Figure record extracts
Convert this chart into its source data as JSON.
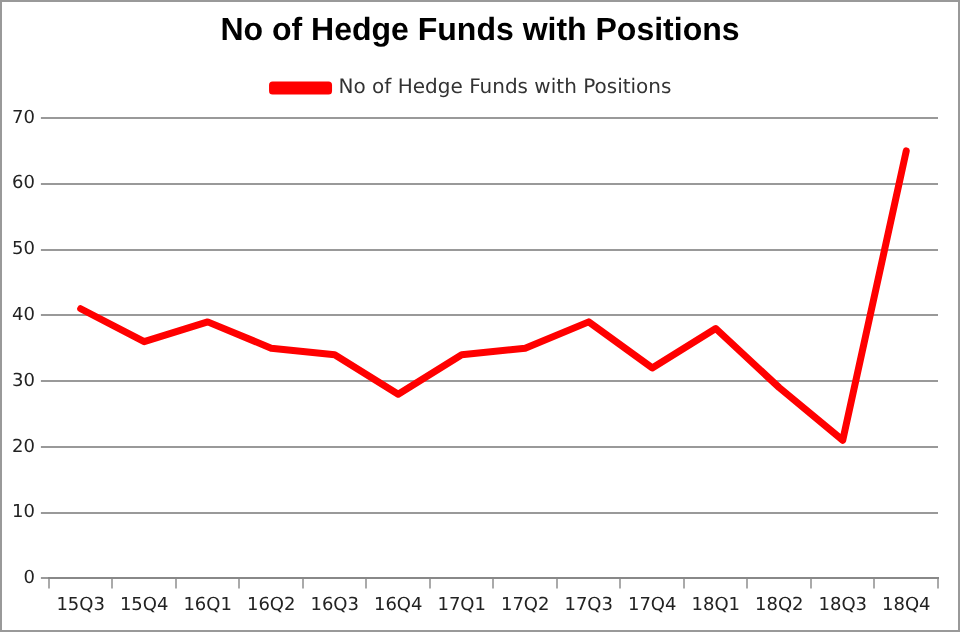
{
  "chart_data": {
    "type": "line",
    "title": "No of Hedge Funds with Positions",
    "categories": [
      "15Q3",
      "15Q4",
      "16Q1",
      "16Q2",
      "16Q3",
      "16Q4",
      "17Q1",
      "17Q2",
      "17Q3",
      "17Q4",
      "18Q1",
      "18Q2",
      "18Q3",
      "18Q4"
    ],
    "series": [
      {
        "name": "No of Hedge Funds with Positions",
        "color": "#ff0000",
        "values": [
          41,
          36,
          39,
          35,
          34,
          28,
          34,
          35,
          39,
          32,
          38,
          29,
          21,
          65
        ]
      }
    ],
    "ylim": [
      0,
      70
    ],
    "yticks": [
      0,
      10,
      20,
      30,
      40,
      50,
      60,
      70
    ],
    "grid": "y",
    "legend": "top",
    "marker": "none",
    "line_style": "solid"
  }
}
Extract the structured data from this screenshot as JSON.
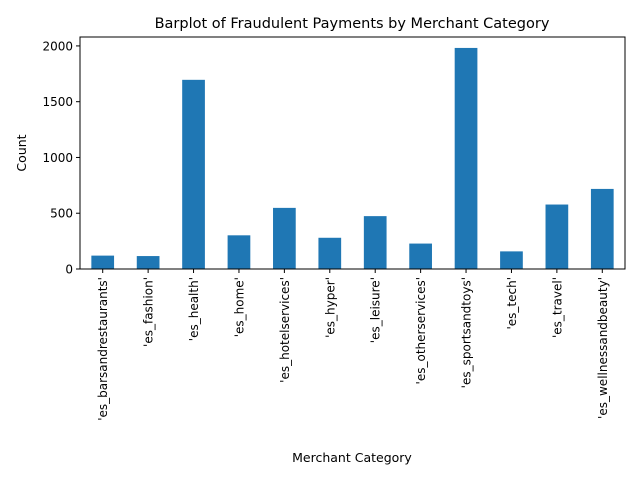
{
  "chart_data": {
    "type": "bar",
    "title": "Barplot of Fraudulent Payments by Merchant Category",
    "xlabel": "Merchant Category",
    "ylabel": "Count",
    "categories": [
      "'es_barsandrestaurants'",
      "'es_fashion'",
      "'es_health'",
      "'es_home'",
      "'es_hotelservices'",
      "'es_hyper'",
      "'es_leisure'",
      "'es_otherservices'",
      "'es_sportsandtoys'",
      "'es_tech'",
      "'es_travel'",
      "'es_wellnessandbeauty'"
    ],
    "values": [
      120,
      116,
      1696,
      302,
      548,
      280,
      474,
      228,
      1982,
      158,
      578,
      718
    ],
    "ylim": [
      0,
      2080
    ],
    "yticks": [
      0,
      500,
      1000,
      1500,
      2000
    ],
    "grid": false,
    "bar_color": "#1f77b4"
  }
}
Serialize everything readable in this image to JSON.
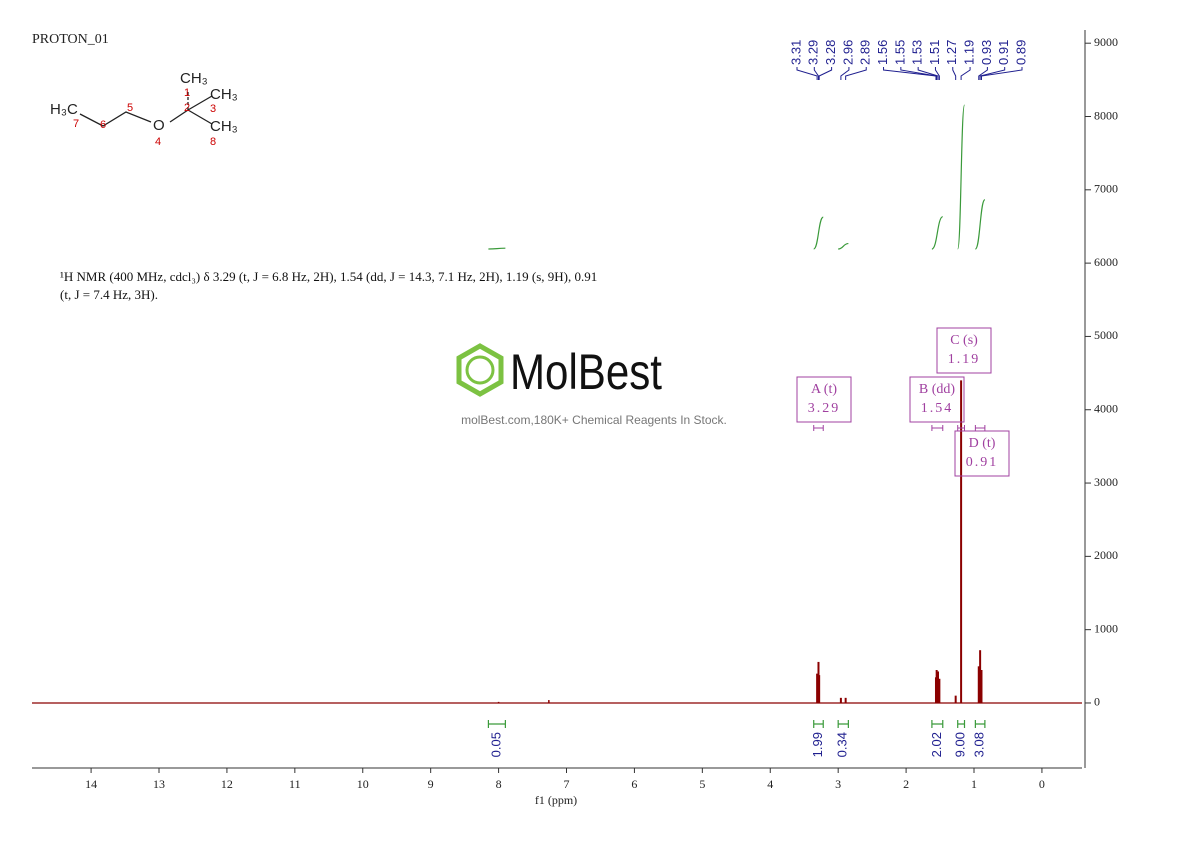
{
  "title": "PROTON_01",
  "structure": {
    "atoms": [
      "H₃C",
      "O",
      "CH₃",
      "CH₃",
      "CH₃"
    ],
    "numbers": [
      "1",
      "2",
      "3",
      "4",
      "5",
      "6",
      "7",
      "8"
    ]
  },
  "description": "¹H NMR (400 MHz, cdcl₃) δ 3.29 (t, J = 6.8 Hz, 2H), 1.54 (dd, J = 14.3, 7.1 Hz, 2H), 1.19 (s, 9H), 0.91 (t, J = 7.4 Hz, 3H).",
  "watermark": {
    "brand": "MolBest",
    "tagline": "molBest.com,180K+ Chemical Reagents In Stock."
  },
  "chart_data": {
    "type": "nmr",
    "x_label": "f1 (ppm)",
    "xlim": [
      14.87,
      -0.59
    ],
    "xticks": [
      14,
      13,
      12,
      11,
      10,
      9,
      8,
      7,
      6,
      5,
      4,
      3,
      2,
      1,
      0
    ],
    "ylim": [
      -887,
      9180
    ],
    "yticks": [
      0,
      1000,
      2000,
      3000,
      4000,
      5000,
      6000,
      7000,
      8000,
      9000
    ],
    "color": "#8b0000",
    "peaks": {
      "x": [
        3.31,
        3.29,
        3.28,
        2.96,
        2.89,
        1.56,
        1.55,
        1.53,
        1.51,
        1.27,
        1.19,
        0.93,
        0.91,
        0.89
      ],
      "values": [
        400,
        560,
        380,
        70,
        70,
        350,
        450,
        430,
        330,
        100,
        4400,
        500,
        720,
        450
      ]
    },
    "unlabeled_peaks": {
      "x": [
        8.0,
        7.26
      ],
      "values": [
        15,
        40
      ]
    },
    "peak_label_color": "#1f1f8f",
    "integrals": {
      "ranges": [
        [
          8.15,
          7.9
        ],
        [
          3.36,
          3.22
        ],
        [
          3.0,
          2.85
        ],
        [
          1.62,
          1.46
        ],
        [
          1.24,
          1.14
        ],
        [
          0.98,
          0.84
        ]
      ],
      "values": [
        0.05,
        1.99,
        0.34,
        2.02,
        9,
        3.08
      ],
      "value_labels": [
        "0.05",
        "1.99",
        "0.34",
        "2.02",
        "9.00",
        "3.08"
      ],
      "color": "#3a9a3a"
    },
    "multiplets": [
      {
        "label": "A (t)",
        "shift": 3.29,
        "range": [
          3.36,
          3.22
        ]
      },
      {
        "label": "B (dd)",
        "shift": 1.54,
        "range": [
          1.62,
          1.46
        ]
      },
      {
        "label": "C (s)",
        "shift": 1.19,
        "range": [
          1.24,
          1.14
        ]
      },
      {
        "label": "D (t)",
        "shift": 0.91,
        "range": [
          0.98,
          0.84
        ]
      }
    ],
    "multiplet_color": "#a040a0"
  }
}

- [Problem description]:
Copy each line in full and exactly, omitting any picture.

- [Completed exercise]:
Convert this chart into its source data as JSON.
{
  "chart_data": {
    "type": "line",
    "title": "No of Hedge Funds with Positions",
    "categories": [
      "15Q3",
      "15Q4",
      "16Q1",
      "16Q2",
      "16Q3",
      "16Q4",
      "17Q1",
      "17Q2",
      "17Q3",
      "17Q4",
      "18Q1",
      "18Q2",
      "18Q3",
      "18Q4"
    ],
    "series": [
      {
        "name": "No of Hedge Funds with Positions",
        "color": "#ff0000",
        "values": [
          41,
          36,
          39,
          35,
          34,
          28,
          34,
          35,
          39,
          32,
          38,
          29,
          21,
          65
        ]
      }
    ],
    "ylim": [
      0,
      70
    ],
    "yticks": [
      0,
      10,
      20,
      30,
      40,
      50,
      60,
      70
    ],
    "grid": "y",
    "legend": "top",
    "marker": "none",
    "line_style": "solid"
  }
}
Extract the structured data from this screenshot as JSON.
{
  "chart_data": {
    "type": "bar",
    "title": "Barplot of Fraudulent Payments by Merchant Category",
    "xlabel": "Merchant Category",
    "ylabel": "Count",
    "categories": [
      "'es_barsandrestaurants'",
      "'es_fashion'",
      "'es_health'",
      "'es_home'",
      "'es_hotelservices'",
      "'es_hyper'",
      "'es_leisure'",
      "'es_otherservices'",
      "'es_sportsandtoys'",
      "'es_tech'",
      "'es_travel'",
      "'es_wellnessandbeauty'"
    ],
    "values": [
      120,
      116,
      1696,
      302,
      548,
      280,
      474,
      228,
      1982,
      158,
      578,
      718
    ],
    "ylim": [
      0,
      2080
    ],
    "yticks": [
      0,
      500,
      1000,
      1500,
      2000
    ],
    "grid": false,
    "bar_color": "#1f77b4"
  }
}
Serialize everything readable in this image to JSON.
{
  "title": "PROTON_01",
  "structure": {
    "atoms": [
      "H₃C",
      "O",
      "CH₃",
      "CH₃",
      "CH₃"
    ],
    "numbers": [
      "1",
      "2",
      "3",
      "4",
      "5",
      "6",
      "7",
      "8"
    ]
  },
  "description": "¹H NMR (400 MHz, cdcl₃) δ 3.29 (t, J = 6.8 Hz, 2H), 1.54 (dd, J = 14.3, 7.1 Hz, 2H), 1.19 (s, 9H), 0.91 (t, J = 7.4 Hz, 3H).",
  "watermark": {
    "brand": "MolBest",
    "tagline": "molBest.com,180K+ Chemical Reagents In Stock."
  },
  "chart_data": {
    "type": "nmr",
    "x_label": "f1 (ppm)",
    "xlim": [
      14.87,
      -0.59
    ],
    "xticks": [
      14,
      13,
      12,
      11,
      10,
      9,
      8,
      7,
      6,
      5,
      4,
      3,
      2,
      1,
      0
    ],
    "ylim": [
      -887,
      9180
    ],
    "yticks": [
      0,
      1000,
      2000,
      3000,
      4000,
      5000,
      6000,
      7000,
      8000,
      9000
    ],
    "color": "#8b0000",
    "peaks": {
      "x": [
        3.31,
        3.29,
        3.28,
        2.96,
        2.89,
        1.56,
        1.55,
        1.53,
        1.51,
        1.27,
        1.19,
        0.93,
        0.91,
        0.89
      ],
      "values": [
        400,
        560,
        380,
        70,
        70,
        350,
        450,
        430,
        330,
        100,
        4400,
        500,
        720,
        450
      ]
    },
    "unlabeled_peaks": {
      "x": [
        8.0,
        7.26
      ],
      "values": [
        15,
        40
      ]
    },
    "peak_label_color": "#1f1f8f",
    "integrals": {
      "ranges": [
        [
          8.15,
          7.9
        ],
        [
          3.36,
          3.22
        ],
        [
          3.0,
          2.85
        ],
        [
          1.62,
          1.46
        ],
        [
          1.24,
          1.14
        ],
        [
          0.98,
          0.84
        ]
      ],
      "values": [
        0.05,
        1.99,
        0.34,
        2.02,
        9,
        3.08
      ],
      "value_labels": [
        "0.05",
        "1.99",
        "0.34",
        "2.02",
        "9.00",
        "3.08"
      ],
      "color": "#3a9a3a"
    },
    "multiplets": [
      {
        "label": "A (t)",
        "shift": 3.29,
        "range": [
          3.36,
          3.22
        ]
      },
      {
        "label": "B (dd)",
        "shift": 1.54,
        "range": [
          1.62,
          1.46
        ]
      },
      {
        "label": "C (s)",
        "shift": 1.19,
        "range": [
          1.24,
          1.14
        ]
      },
      {
        "label": "D (t)",
        "shift": 0.91,
        "range": [
          0.98,
          0.84
        ]
      }
    ],
    "multiplet_color": "#a040a0"
  }
}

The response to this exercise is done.